▸ **Directive**: Quote every line as given.

■ ■ ■ ■ ■ ■ ■

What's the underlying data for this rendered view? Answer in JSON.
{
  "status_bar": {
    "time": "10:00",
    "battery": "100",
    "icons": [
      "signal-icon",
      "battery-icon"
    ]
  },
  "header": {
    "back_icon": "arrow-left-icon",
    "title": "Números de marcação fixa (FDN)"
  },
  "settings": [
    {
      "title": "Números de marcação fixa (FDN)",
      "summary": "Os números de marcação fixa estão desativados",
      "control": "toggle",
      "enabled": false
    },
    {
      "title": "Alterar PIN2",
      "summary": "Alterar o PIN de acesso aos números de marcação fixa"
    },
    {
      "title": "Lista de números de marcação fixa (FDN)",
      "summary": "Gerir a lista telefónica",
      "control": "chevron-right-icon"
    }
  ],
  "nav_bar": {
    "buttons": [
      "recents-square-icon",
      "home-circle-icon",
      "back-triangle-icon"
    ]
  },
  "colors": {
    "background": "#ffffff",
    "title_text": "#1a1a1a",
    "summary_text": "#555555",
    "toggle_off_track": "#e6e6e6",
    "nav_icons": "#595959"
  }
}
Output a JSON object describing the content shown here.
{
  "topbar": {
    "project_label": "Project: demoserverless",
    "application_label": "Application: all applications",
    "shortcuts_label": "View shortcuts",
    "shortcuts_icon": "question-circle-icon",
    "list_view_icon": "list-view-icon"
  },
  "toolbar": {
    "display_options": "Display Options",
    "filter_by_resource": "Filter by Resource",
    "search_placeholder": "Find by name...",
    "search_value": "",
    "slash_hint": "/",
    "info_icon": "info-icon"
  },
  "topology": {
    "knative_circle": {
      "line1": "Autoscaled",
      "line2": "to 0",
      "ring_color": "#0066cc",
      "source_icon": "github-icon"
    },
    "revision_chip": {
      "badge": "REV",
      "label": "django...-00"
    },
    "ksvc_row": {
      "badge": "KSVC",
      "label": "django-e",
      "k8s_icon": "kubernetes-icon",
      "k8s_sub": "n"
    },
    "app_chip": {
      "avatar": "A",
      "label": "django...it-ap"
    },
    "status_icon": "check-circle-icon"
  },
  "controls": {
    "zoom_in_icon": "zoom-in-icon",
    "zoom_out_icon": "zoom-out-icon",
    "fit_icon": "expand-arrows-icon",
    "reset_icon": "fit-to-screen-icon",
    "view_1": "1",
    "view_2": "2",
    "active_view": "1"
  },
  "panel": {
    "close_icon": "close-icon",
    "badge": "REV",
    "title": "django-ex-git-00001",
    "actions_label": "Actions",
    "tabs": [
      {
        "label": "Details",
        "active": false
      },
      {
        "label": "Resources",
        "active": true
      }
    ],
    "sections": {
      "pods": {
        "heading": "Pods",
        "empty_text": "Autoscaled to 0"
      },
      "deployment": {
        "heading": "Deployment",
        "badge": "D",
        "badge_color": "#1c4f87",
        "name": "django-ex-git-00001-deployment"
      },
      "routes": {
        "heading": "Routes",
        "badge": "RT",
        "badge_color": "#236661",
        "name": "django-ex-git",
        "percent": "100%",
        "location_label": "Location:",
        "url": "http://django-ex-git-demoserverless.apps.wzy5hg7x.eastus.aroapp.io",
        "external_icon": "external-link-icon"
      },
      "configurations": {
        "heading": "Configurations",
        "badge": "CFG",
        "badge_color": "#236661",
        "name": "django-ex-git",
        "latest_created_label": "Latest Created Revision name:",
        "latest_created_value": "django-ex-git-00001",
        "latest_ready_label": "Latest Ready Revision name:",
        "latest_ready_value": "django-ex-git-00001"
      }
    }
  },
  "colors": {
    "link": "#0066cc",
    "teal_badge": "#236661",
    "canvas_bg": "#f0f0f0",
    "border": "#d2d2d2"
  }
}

■ ■ ■ ■ ■ ■ ■

▸ **Task result**:
What's the underlying data for this rendered view? Answer in JSON.
{
  "status_bar": {
    "time": "10:00",
    "battery": "100",
    "icons": [
      "signal-icon",
      "battery-icon"
    ]
  },
  "header": {
    "back_icon": "arrow-left-icon",
    "title": "Números de marcação fixa (FDN)"
  },
  "settings": [
    {
      "title": "Números de marcação fixa (FDN)",
      "summary": "Os números de marcação fixa estão desativados",
      "control": "toggle",
      "enabled": false
    },
    {
      "title": "Alterar PIN2",
      "summary": "Alterar o PIN de acesso aos números de marcação fixa"
    },
    {
      "title": "Lista de números de marcação fixa (FDN)",
      "summary": "Gerir a lista telefónica",
      "control": "chevron-right-icon"
    }
  ],
  "nav_bar": {
    "buttons": [
      "recents-square-icon",
      "home-circle-icon",
      "back-triangle-icon"
    ]
  },
  "colors": {
    "background": "#ffffff",
    "title_text": "#1a1a1a",
    "summary_text": "#555555",
    "toggle_off_track": "#e6e6e6",
    "nav_icons": "#595959"
  }
}
Output a JSON object describing the content shown here.
{
  "topbar": {
    "project_label": "Project: demoserverless",
    "application_label": "Application: all applications",
    "shortcuts_label": "View shortcuts",
    "shortcuts_icon": "question-circle-icon",
    "list_view_icon": "list-view-icon"
  },
  "toolbar": {
    "display_options": "Display Options",
    "filter_by_resource": "Filter by Resource",
    "search_placeholder": "Find by name...",
    "search_value": "",
    "slash_hint": "/",
    "info_icon": "info-icon"
  },
  "topology": {
    "knative_circle": {
      "line1": "Autoscaled",
      "line2": "to 0",
      "ring_color": "#0066cc",
      "source_icon": "github-icon"
    },
    "revision_chip": {
      "badge": "REV",
      "label": "django...-00"
    },
    "ksvc_row": {
      "badge": "KSVC",
      "label": "django-e",
      "k8s_icon": "kubernetes-icon",
      "k8s_sub": "n"
    },
    "app_chip": {
      "avatar": "A",
      "label": "django...it-ap"
    },
    "status_icon": "check-circle-icon"
  },
  "controls": {
    "zoom_in_icon": "zoom-in-icon",
    "zoom_out_icon": "zoom-out-icon",
    "fit_icon": "expand-arrows-icon",
    "reset_icon": "fit-to-screen-icon",
    "view_1": "1",
    "view_2": "2",
    "active_view": "1"
  },
  "panel": {
    "close_icon": "close-icon",
    "badge": "REV",
    "title": "django-ex-git-00001",
    "actions_label": "Actions",
    "tabs": [
      {
        "label": "Details",
        "active": false
      },
      {
        "label": "Resources",
        "active": true
      }
    ],
    "sections": {
      "pods": {
        "heading": "Pods",
        "empty_text": "Autoscaled to 0"
      },
      "deployment": {
        "heading": "Deployment",
        "badge": "D",
        "badge_color": "#1c4f87",
        "name": "django-ex-git-00001-deployment"
      },
      "routes": {
        "heading": "Routes",
        "badge": "RT",
        "badge_color": "#236661",
        "name": "django-ex-git",
        "percent": "100%",
        "location_label": "Location:",
        "url": "http://django-ex-git-demoserverless.apps.wzy5hg7x.eastus.aroapp.io",
        "external_icon": "external-link-icon"
      },
      "configurations": {
        "heading": "Configurations",
        "badge": "CFG",
        "badge_color": "#236661",
        "name": "django-ex-git",
        "latest_created_label": "Latest Created Revision name:",
        "latest_created_value": "django-ex-git-00001",
        "latest_ready_label": "Latest Ready Revision name:",
        "latest_ready_value": "django-ex-git-00001"
      }
    }
  },
  "colors": {
    "link": "#0066cc",
    "teal_badge": "#236661",
    "canvas_bg": "#f0f0f0",
    "border": "#d2d2d2"
  }
}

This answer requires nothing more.